» **Goal**: Pictures aside, repeat every entry exactly.

Stored data entries
|---|

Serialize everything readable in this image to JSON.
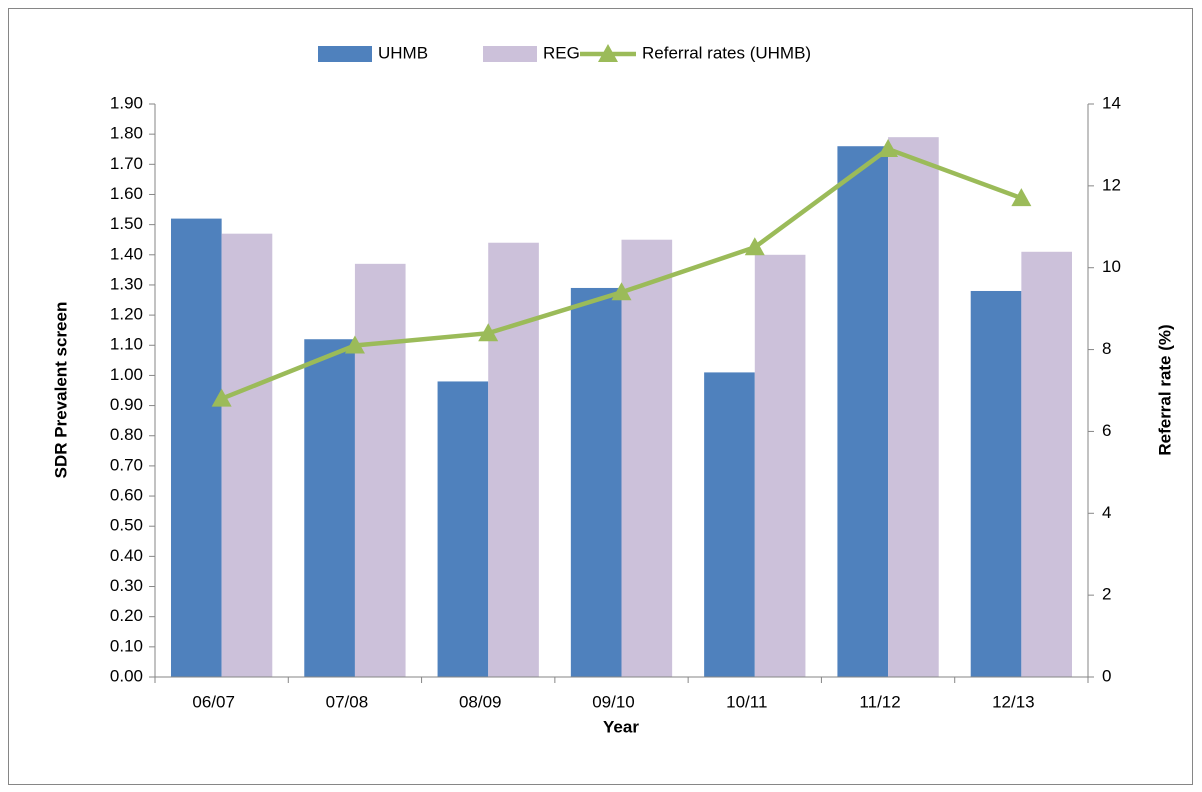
{
  "chart_data": {
    "type": "bar_line",
    "categories": [
      "06/07",
      "07/08",
      "08/09",
      "09/10",
      "10/11",
      "11/12",
      "12/13"
    ],
    "x_label": "Year",
    "y_label": "SDR Prevalent screen",
    "y2_label": "Referral rate (%)",
    "series": [
      {
        "name": "UHMB",
        "type": "bar",
        "color": "#4f81bd",
        "values": [
          1.52,
          1.12,
          0.98,
          1.29,
          1.01,
          1.76,
          1.28
        ]
      },
      {
        "name": "REG",
        "type": "bar",
        "color": "#ccc1da",
        "values": [
          1.47,
          1.37,
          1.44,
          1.45,
          1.4,
          1.79,
          1.41
        ]
      },
      {
        "name": "Referral rates (UHMB)",
        "type": "line",
        "axis": "y2",
        "color": "#9bbb59",
        "marker": "triangle",
        "values": [
          6.8,
          8.1,
          8.4,
          9.4,
          10.5,
          12.9,
          11.7
        ]
      }
    ],
    "ylim": [
      0,
      1.9
    ],
    "yticks": [
      {
        "value": 0,
        "label": "0.00"
      },
      {
        "value": 0.1,
        "label": "0.10"
      },
      {
        "value": 0.2,
        "label": "0.20"
      },
      {
        "value": 0.3,
        "label": "0.30"
      },
      {
        "value": 0.4,
        "label": "0.40"
      },
      {
        "value": 0.5,
        "label": "0.50"
      },
      {
        "value": 0.6,
        "label": "0.60"
      },
      {
        "value": 0.7,
        "label": "0.70"
      },
      {
        "value": 0.8,
        "label": "0.80"
      },
      {
        "value": 0.9,
        "label": "0.90"
      },
      {
        "value": 1,
        "label": "1.00"
      },
      {
        "value": 1.1,
        "label": "1.10"
      },
      {
        "value": 1.2,
        "label": "1.20"
      },
      {
        "value": 1.3,
        "label": "1.30"
      },
      {
        "value": 1.4,
        "label": "1.40"
      },
      {
        "value": 1.5,
        "label": "1.50"
      },
      {
        "value": 1.6,
        "label": "1.60"
      },
      {
        "value": 1.7,
        "label": "1.70"
      },
      {
        "value": 1.8,
        "label": "1.80"
      },
      {
        "value": 1.9,
        "label": "1.90"
      }
    ],
    "y2lim": [
      0,
      14
    ],
    "y2ticks": [
      0,
      2,
      4,
      6,
      8,
      10,
      12,
      14
    ],
    "legend": "top"
  }
}
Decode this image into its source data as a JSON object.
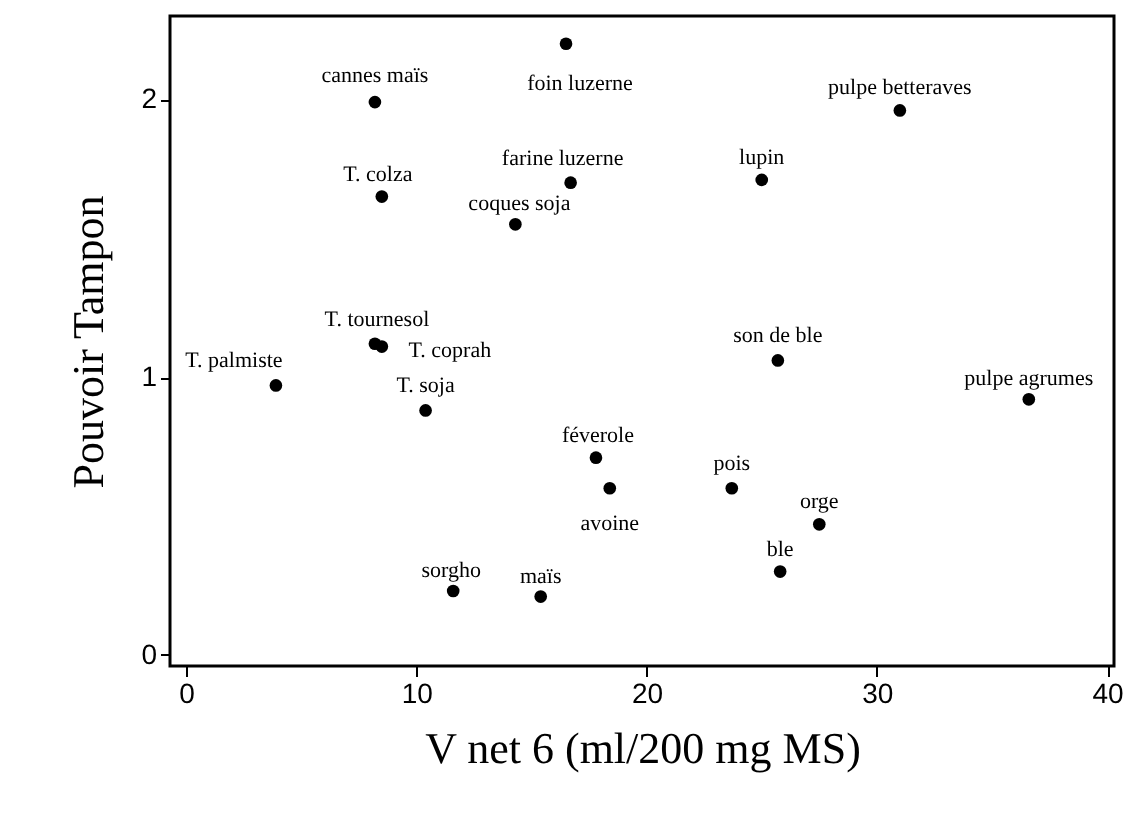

|---|

» **Exercise result**:
Serialize everything readable in this image to JSON.
{
  "chart_data": {
    "type": "bar_line",
    "categories": [
      "06/07",
      "07/08",
      "08/09",
      "09/10",
      "10/11",
      "11/12",
      "12/13"
    ],
    "x_label": "Year",
    "y_label": "SDR Prevalent screen",
    "y2_label": "Referral rate (%)",
    "series": [
      {
        "name": "UHMB",
        "type": "bar",
        "color": "#4f81bd",
        "values": [
          1.52,
          1.12,
          0.98,
          1.29,
          1.01,
          1.76,
          1.28
        ]
      },
      {
        "name": "REG",
        "type": "bar",
        "color": "#ccc1da",
        "values": [
          1.47,
          1.37,
          1.44,
          1.45,
          1.4,
          1.79,
          1.41
        ]
      },
      {
        "name": "Referral rates (UHMB)",
        "type": "line",
        "axis": "y2",
        "color": "#9bbb59",
        "marker": "triangle",
        "values": [
          6.8,
          8.1,
          8.4,
          9.4,
          10.5,
          12.9,
          11.7
        ]
      }
    ],
    "ylim": [
      0,
      1.9
    ],
    "yticks": [
      {
        "value": 0,
        "label": "0.00"
      },
      {
        "value": 0.1,
        "label": "0.10"
      },
      {
        "value": 0.2,
        "label": "0.20"
      },
      {
        "value": 0.3,
        "label": "0.30"
      },
      {
        "value": 0.4,
        "label": "0.40"
      },
      {
        "value": 0.5,
        "label": "0.50"
      },
      {
        "value": 0.6,
        "label": "0.60"
      },
      {
        "value": 0.7,
        "label": "0.70"
      },
      {
        "value": 0.8,
        "label": "0.80"
      },
      {
        "value": 0.9,
        "label": "0.90"
      },
      {
        "value": 1,
        "label": "1.00"
      },
      {
        "value": 1.1,
        "label": "1.10"
      },
      {
        "value": 1.2,
        "label": "1.20"
      },
      {
        "value": 1.3,
        "label": "1.30"
      },
      {
        "value": 1.4,
        "label": "1.40"
      },
      {
        "value": 1.5,
        "label": "1.50"
      },
      {
        "value": 1.6,
        "label": "1.60"
      },
      {
        "value": 1.7,
        "label": "1.70"
      },
      {
        "value": 1.8,
        "label": "1.80"
      },
      {
        "value": 1.9,
        "label": "1.90"
      }
    ],
    "y2lim": [
      0,
      14
    ],
    "y2ticks": [
      0,
      2,
      4,
      6,
      8,
      10,
      12,
      14
    ],
    "legend": "top"
  }
}
Decode this image into its source data as a JSON object.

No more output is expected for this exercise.